* Begin *
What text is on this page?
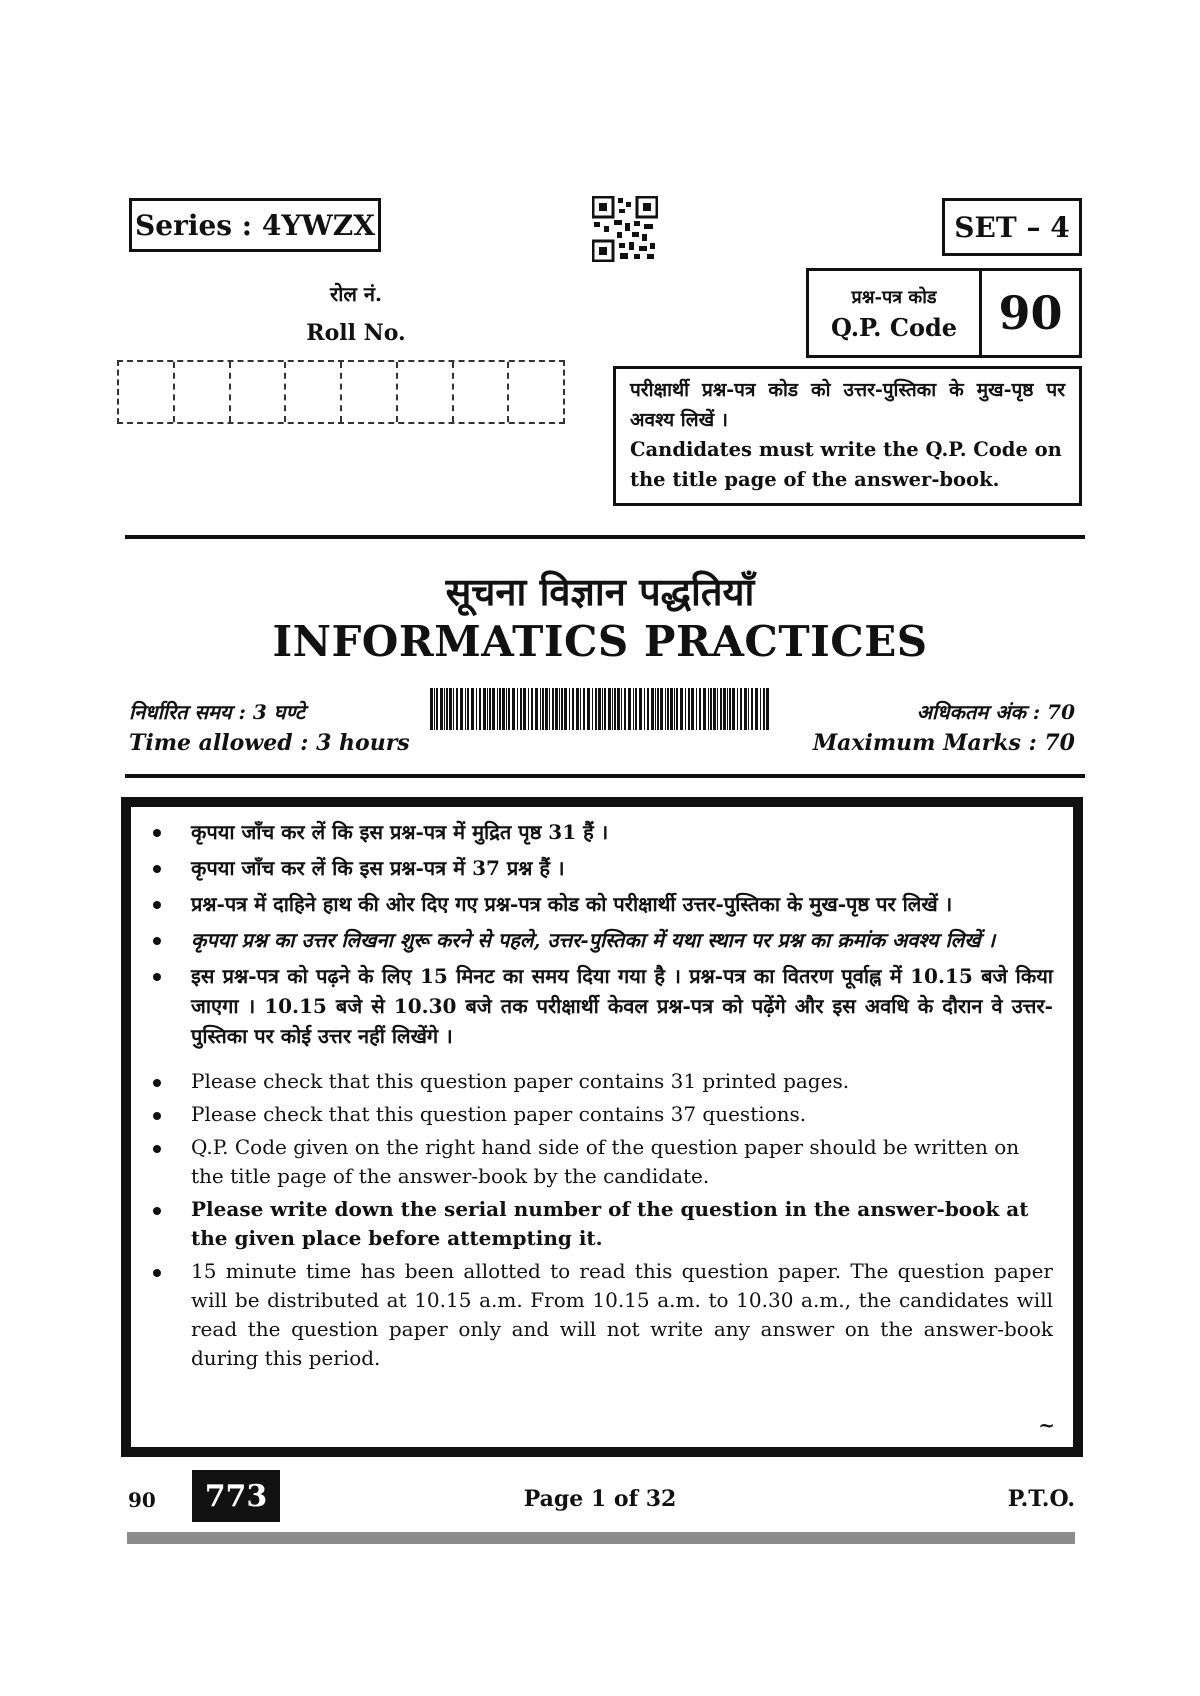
Series : 4YWZX	SET – 4
रोल नं.
Roll No.
प्रश्न-पत्र कोड
Q.P. Code 90
परीक्षार्थी प्रश्न-पत्र कोड को उत्तर-पुस्तिका के मुख-पृष्ठ पर अवश्य लिखें ।
Candidates must write the Q.P. Code on the title page of the answer-book.
सूचना विज्ञान पद्धतियाँ
INFORMATICS PRACTICES
निर्धारित समय : 3 घण्टे
Time allowed : 3 hours
अधिकतम अंक : 70
Maximum Marks : 70
कृपया जाँच कर लें कि इस प्रश्न-पत्र में मुद्रित पृष्ठ 31 हैं ।
कृपया जाँच कर लें कि इस प्रश्न-पत्र में 37 प्रश्न हैं ।
प्रश्न-पत्र में दाहिने हाथ की ओर दिए गए प्रश्न-पत्र कोड को परीक्षार्थी उत्तर-पुस्तिका के मुख-पृष्ठ पर लिखें ।
कृपया प्रश्न का उत्तर लिखना शुरू करने से पहले, उत्तर-पुस्तिका में यथा स्थान पर प्रश्न का क्रमांक अवश्य लिखें ।
इस प्रश्न-पत्र को पढ़ने के लिए 15 मिनट का समय दिया गया है । प्रश्न-पत्र का वितरण पूर्वाह्न में 10.15 बजे किया जाएगा । 10.15 बजे से 10.30 बजे तक परीक्षार्थी केवल प्रश्न-पत्र को पढ़ेंगे और इस अवधि के दौरान वे उत्तर-पुस्तिका पर कोई उत्तर नहीं लिखेंगे ।
Please check that this question paper contains 31 printed pages.
Please check that this question paper contains 37 questions.
Q.P. Code given on the right hand side of the question paper should be written on the title page of the answer-book by the candidate.
Please write down the serial number of the question in the answer-book at the given place before attempting it.
15 minute time has been allotted to read this question paper. The question paper will be distributed at 10.15 a.m. From 10.15 a.m. to 10.30 a.m., the candidates will read the question paper only and will not write any answer on the answer-book during this period.
~
90	773	Page 1 of 32	P.T.O.
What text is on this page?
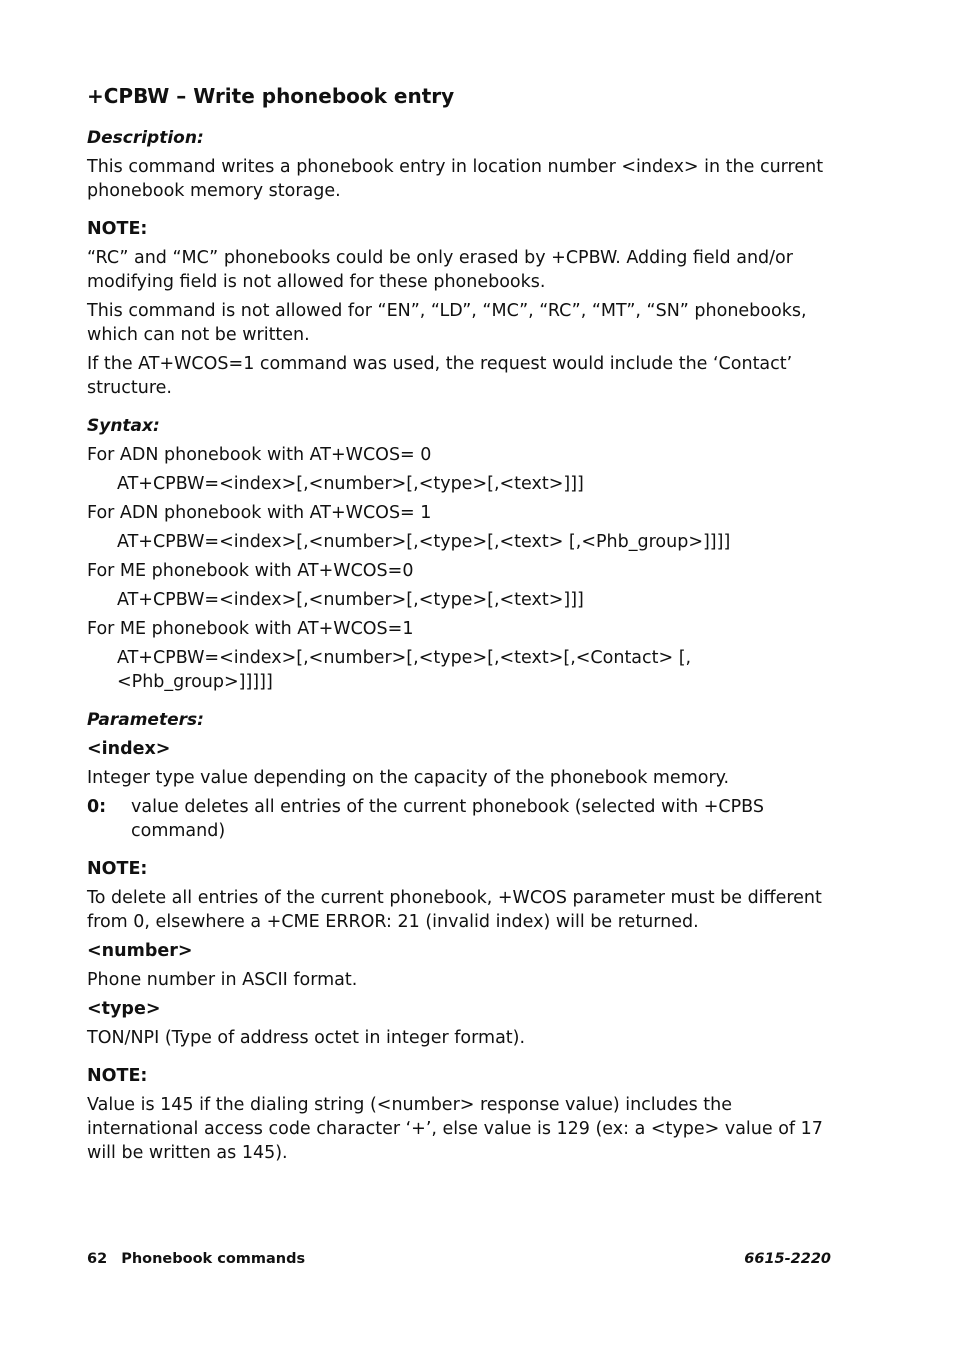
+CPBW – Write phonebook entry
Description:

This command writes a phonebook entry in location number <index> in the current phonebook memory storage.

NOTE:

“RC” and “MC” phonebooks could be only erased by +CPBW. Adding field and/or modifying field is not allowed for these phonebooks.

This command is not allowed for “EN”, “LD”, “MC”, “RC”, “MT”, “SN” phonebooks, which can not be written.

If the AT+WCOS=1 command was used, the request would include the ‘Contact’ structure.

Syntax:
For ADN phonebook with AT+WCOS= 0
AT+CPBW=<index>[,<number>[,<type>[,<text>]]]
For ADN phonebook with AT+WCOS= 1
AT+CPBW=<index>[,<number>[,<type>[,<text> [,<Phb_group>]]]]
For ME phonebook with AT+WCOS=0
AT+CPBW=<index>[,<number>[,<type>[,<text>]]]
For ME phonebook with AT+WCOS=1
AT+CPBW=<index>[,<number>[,<type>[,<text>[,<Contact> [,<Phb_group>]]]]]
Parameters:
<index>

Integer type value depending on the capacity of the phonebook memory.

0:	value deletes all entries of the current phonebook (selected with +CPBS command)
NOTE:

To delete all entries of the current phonebook, +WCOS parameter must be different from 0, elsewhere a +CME ERROR: 21 (invalid index) will be returned.

<number>

Phone number in ASCII format.

<type>

TON/NPI (Type of address octet in integer format).

NOTE:

Value is 145 if the dialing string (<number> response value) includes the international access code character ‘+’, else value is 129 (ex: a <type> value of 17 will be written as 145).

62 Phonebook commands	6615-2220
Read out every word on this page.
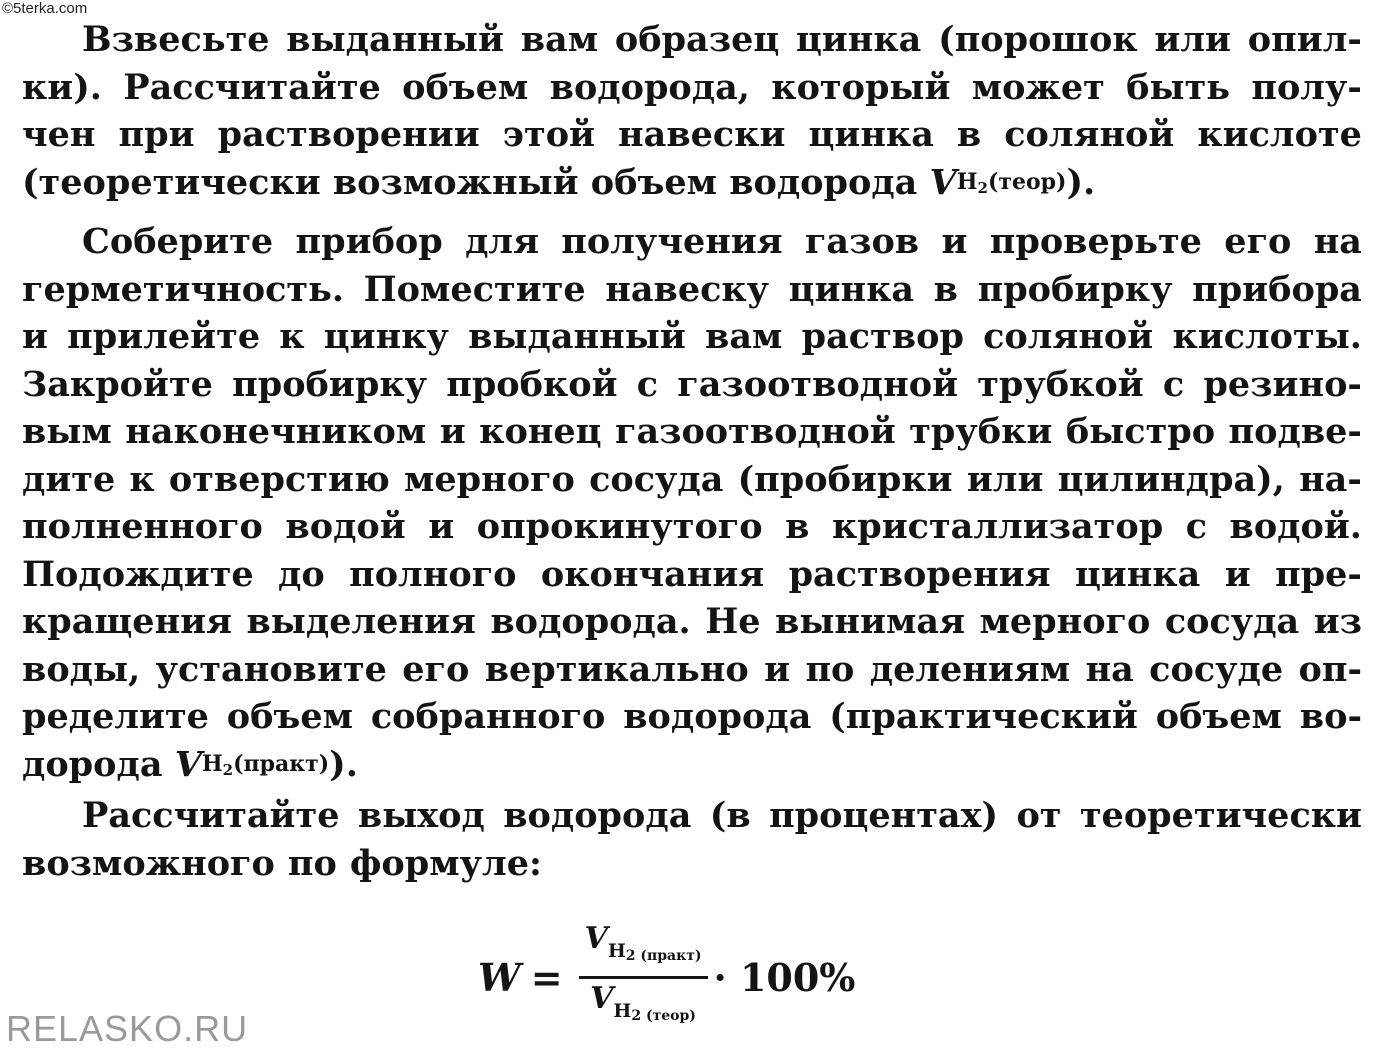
©5terka.com
Взвесьте выданный вам образец цинка (порошок или опил-
ки). Рассчитайте объем водорода, который может быть полу-
чен при растворении этой навески цинка в соляной кислоте
(теоретически возможный объем водорода
V H2(теор) ).
Соберите прибор для получения газов и проверьте его на
герметичность. Поместите навеску цинка в пробирку прибора
и прилейте к цинку выданный вам раствор соляной кислоты.
Закройте пробирку пробкой с газоотводной трубкой с резино-
вым наконечником и конец газоотводной трубки быстро подве-
дите к отверстию мерного сосуда (пробирки или цилиндра), на-
полненного водой и опрокинутого в кристаллизатор с водой.
Подождите до полного окончания растворения цинка и пре-
кращения выделения водорода. Не вынимая мерного сосуда из
воды, установите его вертикально и по делениям на сосуде оп-
ределите объем собранного водорода (практический объем во-
дорода
V H2(практ) ).
Рассчитайте выход водорода (в процентах) от теоретически
возможного по формуле:
$W = \frac{V_{H2 (практ)}}{V_{H2 (теор)}} \cdot 100\%$
RELASKO.RU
* End *
**WHAT IS BEING ASKED:**
List every line above that holds the word "with".

**EXERCISE RESULT:**
For ADN phonebook with AT+WCOS= 0
For ADN phonebook with AT+WCOS= 1
For ME phonebook with AT+WCOS=0
For ME phonebook with AT+WCOS=1
0:	value deletes all entries of the current phonebook (selected with +CPBS command)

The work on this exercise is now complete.